### Goal
In your copy, repeat the records exactly and leave out the pictures.

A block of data
== == ==

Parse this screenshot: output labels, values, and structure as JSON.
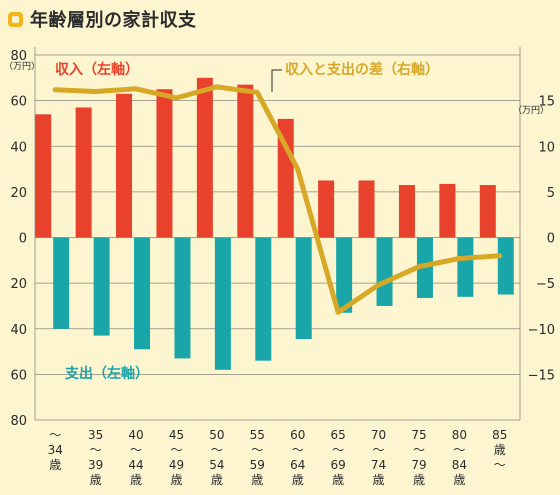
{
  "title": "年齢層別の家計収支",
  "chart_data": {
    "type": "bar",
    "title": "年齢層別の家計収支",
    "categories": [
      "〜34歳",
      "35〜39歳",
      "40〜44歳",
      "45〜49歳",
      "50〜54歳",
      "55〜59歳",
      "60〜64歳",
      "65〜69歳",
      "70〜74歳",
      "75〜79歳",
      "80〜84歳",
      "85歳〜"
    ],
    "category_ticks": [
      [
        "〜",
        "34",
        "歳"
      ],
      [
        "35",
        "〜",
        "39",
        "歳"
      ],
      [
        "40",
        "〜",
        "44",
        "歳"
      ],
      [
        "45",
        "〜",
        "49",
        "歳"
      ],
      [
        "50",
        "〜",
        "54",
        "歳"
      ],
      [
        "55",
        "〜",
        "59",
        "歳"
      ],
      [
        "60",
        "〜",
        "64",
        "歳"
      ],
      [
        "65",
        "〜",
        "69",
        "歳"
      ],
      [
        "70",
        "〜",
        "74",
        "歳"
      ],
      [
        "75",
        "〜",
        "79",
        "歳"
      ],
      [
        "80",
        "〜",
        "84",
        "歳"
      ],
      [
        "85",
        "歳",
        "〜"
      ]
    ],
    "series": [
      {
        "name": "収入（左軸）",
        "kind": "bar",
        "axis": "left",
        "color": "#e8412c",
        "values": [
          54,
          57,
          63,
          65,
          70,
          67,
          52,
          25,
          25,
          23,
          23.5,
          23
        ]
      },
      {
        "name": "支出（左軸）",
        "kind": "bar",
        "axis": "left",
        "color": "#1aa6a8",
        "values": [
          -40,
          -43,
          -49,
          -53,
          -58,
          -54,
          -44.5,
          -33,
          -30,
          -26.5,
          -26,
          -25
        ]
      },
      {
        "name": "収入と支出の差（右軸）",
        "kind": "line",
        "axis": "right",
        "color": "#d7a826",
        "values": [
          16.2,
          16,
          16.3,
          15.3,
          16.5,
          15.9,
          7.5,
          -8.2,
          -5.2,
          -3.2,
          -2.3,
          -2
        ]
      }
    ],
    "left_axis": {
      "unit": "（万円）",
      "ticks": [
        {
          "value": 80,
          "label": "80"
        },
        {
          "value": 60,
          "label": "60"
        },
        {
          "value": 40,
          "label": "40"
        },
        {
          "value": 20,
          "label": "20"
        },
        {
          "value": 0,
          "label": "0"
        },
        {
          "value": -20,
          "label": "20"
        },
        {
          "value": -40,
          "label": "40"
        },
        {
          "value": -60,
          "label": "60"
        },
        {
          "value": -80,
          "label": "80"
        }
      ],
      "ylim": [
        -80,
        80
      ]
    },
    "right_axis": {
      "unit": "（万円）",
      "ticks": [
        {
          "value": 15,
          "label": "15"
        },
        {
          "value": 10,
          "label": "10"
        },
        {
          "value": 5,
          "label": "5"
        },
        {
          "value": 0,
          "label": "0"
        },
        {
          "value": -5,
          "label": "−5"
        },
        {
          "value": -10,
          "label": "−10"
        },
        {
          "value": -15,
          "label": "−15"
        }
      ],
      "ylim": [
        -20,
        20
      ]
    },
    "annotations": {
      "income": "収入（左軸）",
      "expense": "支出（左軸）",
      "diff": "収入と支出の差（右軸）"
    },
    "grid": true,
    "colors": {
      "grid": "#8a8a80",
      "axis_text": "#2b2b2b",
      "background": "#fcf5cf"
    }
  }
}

== == ==

### Answer in full
Parse this screenshot: output labels, values, and structure as JSON.
{
  "title": "年齢層別の家計収支",
  "chart_data": {
    "type": "bar",
    "title": "年齢層別の家計収支",
    "categories": [
      "〜34歳",
      "35〜39歳",
      "40〜44歳",
      "45〜49歳",
      "50〜54歳",
      "55〜59歳",
      "60〜64歳",
      "65〜69歳",
      "70〜74歳",
      "75〜79歳",
      "80〜84歳",
      "85歳〜"
    ],
    "category_ticks": [
      [
        "〜",
        "34",
        "歳"
      ],
      [
        "35",
        "〜",
        "39",
        "歳"
      ],
      [
        "40",
        "〜",
        "44",
        "歳"
      ],
      [
        "45",
        "〜",
        "49",
        "歳"
      ],
      [
        "50",
        "〜",
        "54",
        "歳"
      ],
      [
        "55",
        "〜",
        "59",
        "歳"
      ],
      [
        "60",
        "〜",
        "64",
        "歳"
      ],
      [
        "65",
        "〜",
        "69",
        "歳"
      ],
      [
        "70",
        "〜",
        "74",
        "歳"
      ],
      [
        "75",
        "〜",
        "79",
        "歳"
      ],
      [
        "80",
        "〜",
        "84",
        "歳"
      ],
      [
        "85",
        "歳",
        "〜"
      ]
    ],
    "series": [
      {
        "name": "収入（左軸）",
        "kind": "bar",
        "axis": "left",
        "color": "#e8412c",
        "values": [
          54,
          57,
          63,
          65,
          70,
          67,
          52,
          25,
          25,
          23,
          23.5,
          23
        ]
      },
      {
        "name": "支出（左軸）",
        "kind": "bar",
        "axis": "left",
        "color": "#1aa6a8",
        "values": [
          -40,
          -43,
          -49,
          -53,
          -58,
          -54,
          -44.5,
          -33,
          -30,
          -26.5,
          -26,
          -25
        ]
      },
      {
        "name": "収入と支出の差（右軸）",
        "kind": "line",
        "axis": "right",
        "color": "#d7a826",
        "values": [
          16.2,
          16,
          16.3,
          15.3,
          16.5,
          15.9,
          7.5,
          -8.2,
          -5.2,
          -3.2,
          -2.3,
          -2
        ]
      }
    ],
    "left_axis": {
      "unit": "（万円）",
      "ticks": [
        {
          "value": 80,
          "label": "80"
        },
        {
          "value": 60,
          "label": "60"
        },
        {
          "value": 40,
          "label": "40"
        },
        {
          "value": 20,
          "label": "20"
        },
        {
          "value": 0,
          "label": "0"
        },
        {
          "value": -20,
          "label": "20"
        },
        {
          "value": -40,
          "label": "40"
        },
        {
          "value": -60,
          "label": "60"
        },
        {
          "value": -80,
          "label": "80"
        }
      ],
      "ylim": [
        -80,
        80
      ]
    },
    "right_axis": {
      "unit": "（万円）",
      "ticks": [
        {
          "value": 15,
          "label": "15"
        },
        {
          "value": 10,
          "label": "10"
        },
        {
          "value": 5,
          "label": "5"
        },
        {
          "value": 0,
          "label": "0"
        },
        {
          "value": -5,
          "label": "−5"
        },
        {
          "value": -10,
          "label": "−10"
        },
        {
          "value": -15,
          "label": "−15"
        }
      ],
      "ylim": [
        -20,
        20
      ]
    },
    "annotations": {
      "income": "収入（左軸）",
      "expense": "支出（左軸）",
      "diff": "収入と支出の差（右軸）"
    },
    "grid": true,
    "colors": {
      "grid": "#8a8a80",
      "axis_text": "#2b2b2b",
      "background": "#fcf5cf"
    }
  }
}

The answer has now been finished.